WHAT YOU ARE ASKED TO DO: Omit the images, then output each of the records below exactly.
▽
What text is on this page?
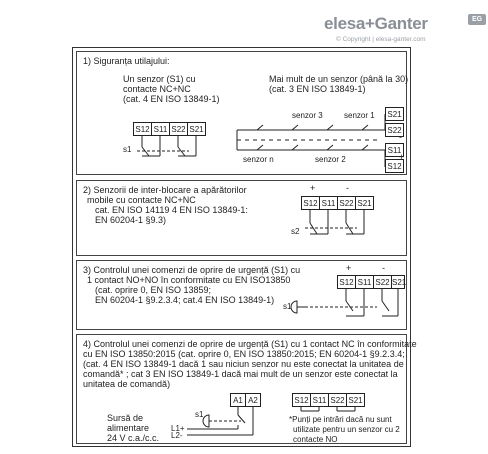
elesa+Ganter
© Copyright | elesa-ganter.com
EG
1) Siguranța utilajului:
Un senzor (S1) cu
contacte NC+NC
(cat. 4 EN ISO 13849-1)
Mai mult de un senzor (până la 30)
(cat. 3 EN ISO 13849-1)
S12 S11 S22 S21
s1
senzor 3	senzor 1
senzor n	senzor 2
S21
S22
S11
S12
-
+
2) Senzorii de inter-blocare a apărătorilor
mobile cu contacte NC+NC
cat. EN ISO 14119 4 EN ISO 13849-1:
EN 60204-1 §9.3)
+	-
S12 S11 S22 S21
s2
3) Controlul unei comenzi de oprire de urgență (S1) cu
1 contact NO+NO în conformitate cu EN ISO13850
(cat. oprire 0, EN ISO 13859;
EN 60204-1 §9.2.3.4; cat.4 EN ISO 13849-1)
+	-
S12 S11 S22 S21
s1
4) Controlul unei comenzi de oprire de urgență (S1) cu 1 contact NC în conformitate
cu EN ISO 13850:2015 (cat. oprire 0, EN ISO 13850:2015; EN 60204-1 §9.2.3.4;
(cat. 4 EN ISO 13849-1 dacă 1 sau niciun senzor nu este conectat la unitatea de
comandă* ; cat 3 EN ISO 13849-1 dacă mai mult de un senzor este conectat la
unitatea de comandă)
A1 A2
s1
L1+
L2-
Sursă de
alimentare
24 V c.a./c.c.
S12 S11 S22 S21
*Punți pe intrări dacă nu sunt
utilizate pentru un senzor cu 2
contacte NO
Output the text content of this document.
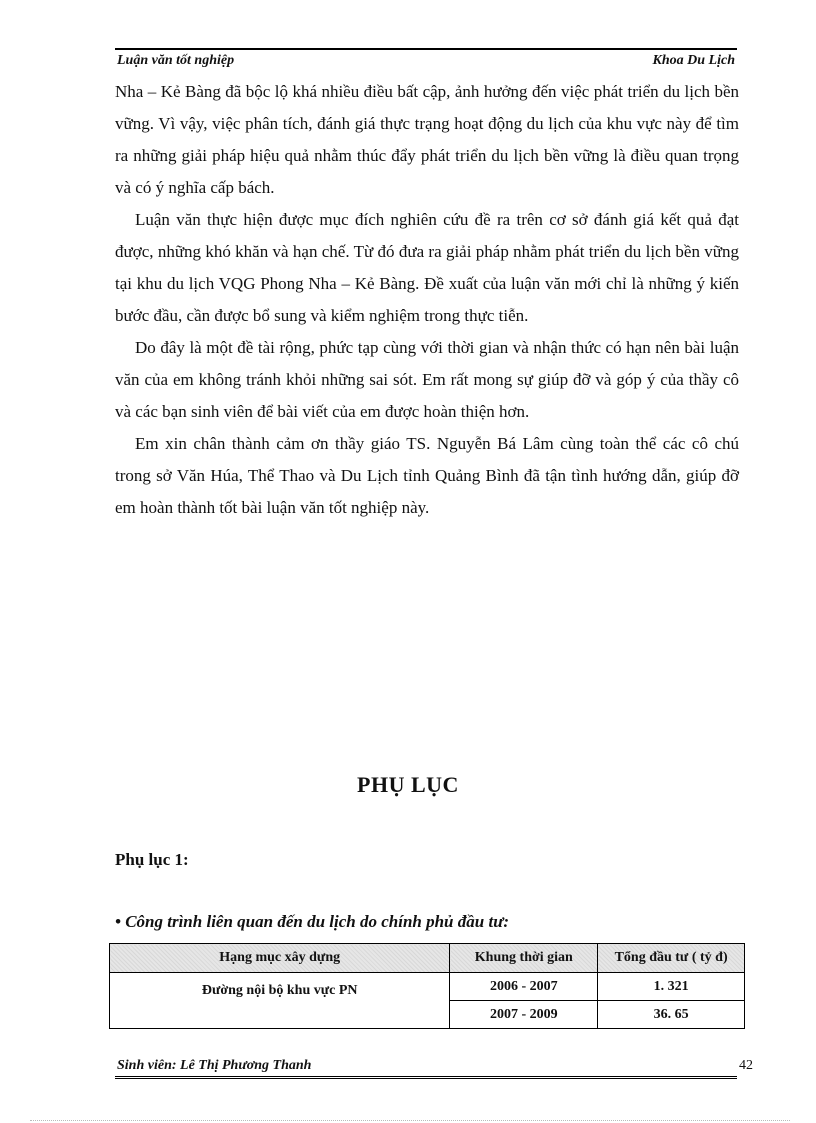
Luận văn tốt nghiệp	Khoa Du Lịch

Nha – Kẻ Bàng đã bộc lộ khá nhiều điều bất cập, ảnh hưởng đến việc phát triển du lịch bền vững. Vì vậy, việc phân tích, đánh giá thực trạng hoạt động du lịch của khu vực này để tìm ra những giải pháp hiệu quả nhằm thúc đẩy phát triển du lịch bền vững là điều quan trọng và có ý nghĩa cấp bách.

Luận văn thực hiện được mục đích nghiên cứu đề ra trên cơ sở đánh giá kết quả đạt được, những khó khăn và hạn chế. Từ đó đưa ra giải pháp nhằm phát triển du lịch bền vững tại khu du lịch VQG Phong Nha – Kẻ Bàng. Đề xuất của luận văn mới chỉ là những ý kiến bước đầu, cần được bổ sung và kiểm nghiệm trong thực tiễn.

Do đây là một đề tài rộng, phức tạp cùng với thời gian và nhận thức có hạn nên bài luận văn của em không tránh khỏi những sai sót. Em rất mong sự giúp đỡ và góp ý của thầy cô và các bạn sinh viên để bài viết của em được hoàn thiện hơn.

Em xin chân thành cảm ơn thầy giáo TS. Nguyễn Bá Lâm cùng toàn thể các cô chú trong sở Văn Húa, Thể Thao và Du Lịch tỉnh Quảng Bình đã tận tình hướng dẫn, giúp đỡ em hoàn thành tốt bài luận văn tốt nghiệp này.

PHỤ LỤC
Phụ lục 1:
• Công trình liên quan đến du lịch do chính phủ đầu tư:
Hạng mục xây dựng	Khung thời gian	Tổng đầu tư ( tỷ đ)
Đường nội bộ khu vực PN	2006 - 2007	1. 321
	2007 - 2009	36. 65
Sinh viên: Lê Thị Phương Thanh	42
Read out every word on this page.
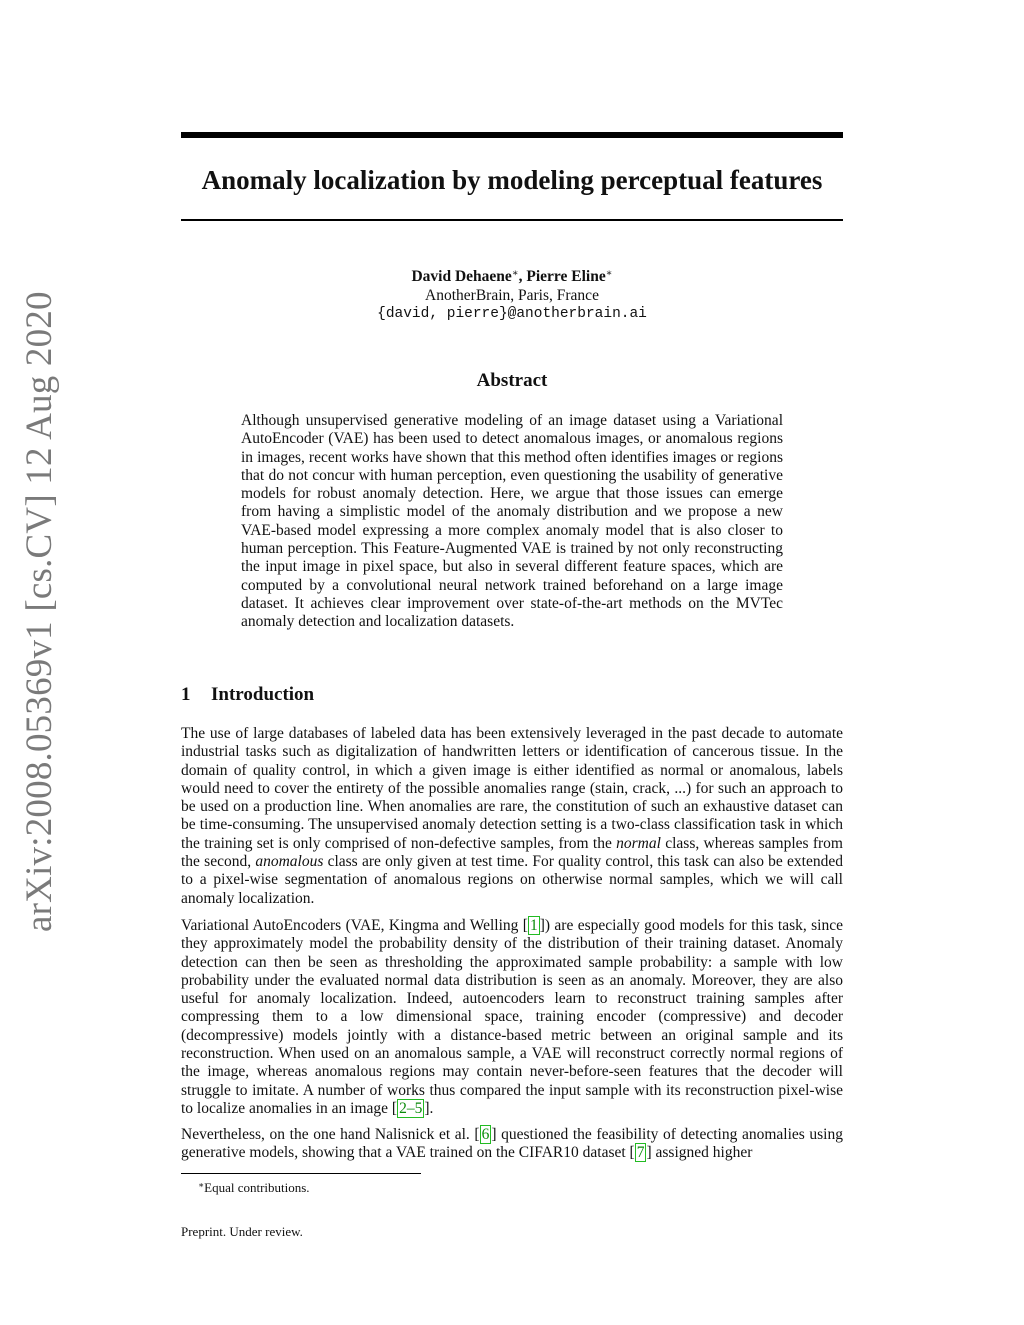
arXiv:2008.05369v1 [cs.CV] 12 Aug 2020
Anomaly localization by modeling perceptual features
David Dehaene∗, Pierre Eline∗
AnotherBrain, Paris, France
{david, pierre}@anotherbrain.ai
Abstract

Although unsupervised generative modeling of an image dataset using a Variational AutoEncoder (VAE) has been used to detect anomalous images, or anomalous regions in images, recent works have shown that this method often identifies images or regions that do not concur with human perception, even questioning the usability of generative models for robust anomaly detection. Here, we argue that those issues can emerge from having a simplistic model of the anomaly distribution and we propose a new VAE-based model expressing a more complex anomaly model that is also closer to human perception. This Feature-Augmented VAE is trained by not only reconstructing the input image in pixel space, but also in several different feature spaces, which are computed by a convolutional neural network trained beforehand on a large image dataset. It achieves clear improvement over state-of-the-art methods on the MVTec anomaly detection and localization datasets.

1 Introduction

The use of large databases of labeled data has been extensively leveraged in the past decade to automate industrial tasks such as digitalization of handwritten letters or identification of cancerous tissue. In the domain of quality control, in which a given image is either identified as normal or anomalous, labels would need to cover the entirety of the possible anomalies range (stain, crack, ...) for such an approach to be used on a production line. When anomalies are rare, the constitution of such an exhaustive dataset can be time-consuming. The unsupervised anomaly detection setting is a two-class classification task in which the training set is only comprised of non-defective samples, from the normal class, whereas samples from the second, anomalous class are only given at test time. For quality control, this task can also be extended to a pixel-wise segmentation of anomalous regions on otherwise normal samples, which we will call anomaly localization.

Variational AutoEncoders (VAE, Kingma and Welling [ 1 ]) are especially good models for this task, since they approximately model the probability density of the distribution of their training dataset. Anomaly detection can then be seen as thresholding the approximated sample probability: a sample with low probability under the evaluated normal data distribution is seen as an anomaly. Moreover, they are also useful for anomaly localization. Indeed, autoencoders learn to reconstruct training samples after compressing them to a low dimensional space, training encoder (compressive) and decoder (decompressive) models jointly with a distance-based metric between an original sample and its reconstruction. When used on an anomalous sample, a VAE will reconstruct correctly normal regions of the image, whereas anomalous regions may contain never-before-seen features that the decoder will struggle to imitate. A number of works thus compared the input sample with its reconstruction pixel-wise to localize anomalies in an image [ 2–5 ].

Nevertheless, on the one hand Nalisnick et al. [ 6 ] questioned the feasibility of detecting anomalies using generative models, showing that a VAE trained on the CIFAR10 dataset [ 7 ] assigned higher

∗Equal contributions.
Preprint. Under review.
△
ANSWER TO THIS PROBLEM:
What text is on this page?
elesa+Ganter
© Copyright | elesa-ganter.com
EG
1) Siguranța utilajului:
Un senzor (S1) cu
contacte NC+NC
(cat. 4 EN ISO 13849-1)
Mai mult de un senzor (până la 30)
(cat. 3 EN ISO 13849-1)
S12 S11 S22 S21
s1
senzor 3	senzor 1
senzor n	senzor 2
S21
S22
S11
S12
-
+
2) Senzorii de inter-blocare a apărătorilor
mobile cu contacte NC+NC
cat. EN ISO 14119 4 EN ISO 13849-1:
EN 60204-1 §9.3)
+	-
S12 S11 S22 S21
s2
3) Controlul unei comenzi de oprire de urgență (S1) cu
1 contact NO+NO în conformitate cu EN ISO13850
(cat. oprire 0, EN ISO 13859;
EN 60204-1 §9.2.3.4; cat.4 EN ISO 13849-1)
+	-
S12 S11 S22 S21
s1
4) Controlul unei comenzi de oprire de urgență (S1) cu 1 contact NC în conformitate
cu EN ISO 13850:2015 (cat. oprire 0, EN ISO 13850:2015; EN 60204-1 §9.2.3.4;
(cat. 4 EN ISO 13849-1 dacă 1 sau niciun senzor nu este conectat la unitatea de
comandă* ; cat 3 EN ISO 13849-1 dacă mai mult de un senzor este conectat la
unitatea de comandă)
A1 A2
s1
L1+
L2-
Sursă de
alimentare
24 V c.a./c.c.
S12 S11 S22 S21
*Punți pe intrări dacă nu sunt
utilizate pentru un senzor cu 2
contacte NO
Output the text content of this document.
Luận văn tốt nghiệp	Khoa Du Lịch

Nha – Kẻ Bàng đã bộc lộ khá nhiều điều bất cập, ảnh hưởng đến việc phát triển du lịch bền vững. Vì vậy, việc phân tích, đánh giá thực trạng hoạt động du lịch của khu vực này để tìm ra những giải pháp hiệu quả nhằm thúc đẩy phát triển du lịch bền vững là điều quan trọng và có ý nghĩa cấp bách.

Luận văn thực hiện được mục đích nghiên cứu đề ra trên cơ sở đánh giá kết quả đạt được, những khó khăn và hạn chế. Từ đó đưa ra giải pháp nhằm phát triển du lịch bền vững tại khu du lịch VQG Phong Nha – Kẻ Bàng. Đề xuất của luận văn mới chỉ là những ý kiến bước đầu, cần được bổ sung và kiểm nghiệm trong thực tiễn.

Do đây là một đề tài rộng, phức tạp cùng với thời gian và nhận thức có hạn nên bài luận văn của em không tránh khỏi những sai sót. Em rất mong sự giúp đỡ và góp ý của thầy cô và các bạn sinh viên để bài viết của em được hoàn thiện hơn.

Em xin chân thành cảm ơn thầy giáo TS. Nguyễn Bá Lâm cùng toàn thể các cô chú trong sở Văn Húa, Thể Thao và Du Lịch tỉnh Quảng Bình đã tận tình hướng dẫn, giúp đỡ em hoàn thành tốt bài luận văn tốt nghiệp này.

PHỤ LỤC
Phụ lục 1:
• Công trình liên quan đến du lịch do chính phủ đầu tư:
Hạng mục xây dựng	Khung thời gian	Tổng đầu tư ( tỷ đ)
Đường nội bộ khu vực PN	2006 - 2007	1. 321
	2007 - 2009	36. 65
Sinh viên: Lê Thị Phương Thanh	42
Read out every word on this page.
arXiv:2008.05369v1 [cs.CV] 12 Aug 2020
Anomaly localization by modeling perceptual features
David Dehaene∗, Pierre Eline∗
AnotherBrain, Paris, France
{david, pierre}@anotherbrain.ai
Abstract

Although unsupervised generative modeling of an image dataset using a Variational AutoEncoder (VAE) has been used to detect anomalous images, or anomalous regions in images, recent works have shown that this method often identifies images or regions that do not concur with human perception, even questioning the usability of generative models for robust anomaly detection. Here, we argue that those issues can emerge from having a simplistic model of the anomaly distribution and we propose a new VAE-based model expressing a more complex anomaly model that is also closer to human perception. This Feature-Augmented VAE is trained by not only reconstructing the input image in pixel space, but also in several different feature spaces, which are computed by a convolutional neural network trained beforehand on a large image dataset. It achieves clear improvement over state-of-the-art methods on the MVTec anomaly detection and localization datasets.

1 Introduction

The use of large databases of labeled data has been extensively leveraged in the past decade to automate industrial tasks such as digitalization of handwritten letters or identification of cancerous tissue. In the domain of quality control, in which a given image is either identified as normal or anomalous, labels would need to cover the entirety of the possible anomalies range (stain, crack, ...) for such an approach to be used on a production line. When anomalies are rare, the constitution of such an exhaustive dataset can be time-consuming. The unsupervised anomaly detection setting is a two-class classification task in which the training set is only comprised of non-defective samples, from the normal class, whereas samples from the second, anomalous class are only given at test time. For quality control, this task can also be extended to a pixel-wise segmentation of anomalous regions on otherwise normal samples, which we will call anomaly localization.

Variational AutoEncoders (VAE, Kingma and Welling [ 1 ]) are especially good models for this task, since they approximately model the probability density of the distribution of their training dataset. Anomaly detection can then be seen as thresholding the approximated sample probability: a sample with low probability under the evaluated normal data distribution is seen as an anomaly. Moreover, they are also useful for anomaly localization. Indeed, autoencoders learn to reconstruct training samples after compressing them to a low dimensional space, training encoder (compressive) and decoder (decompressive) models jointly with a distance-based metric between an original sample and its reconstruction. When used on an anomalous sample, a VAE will reconstruct correctly normal regions of the image, whereas anomalous regions may contain never-before-seen features that the decoder will struggle to imitate. A number of works thus compared the input sample with its reconstruction pixel-wise to localize anomalies in an image [ 2–5 ].

Nevertheless, on the one hand Nalisnick et al. [ 6 ] questioned the feasibility of detecting anomalies using generative models, showing that a VAE trained on the CIFAR10 dataset [ 7 ] assigned higher

∗Equal contributions.
Preprint. Under review.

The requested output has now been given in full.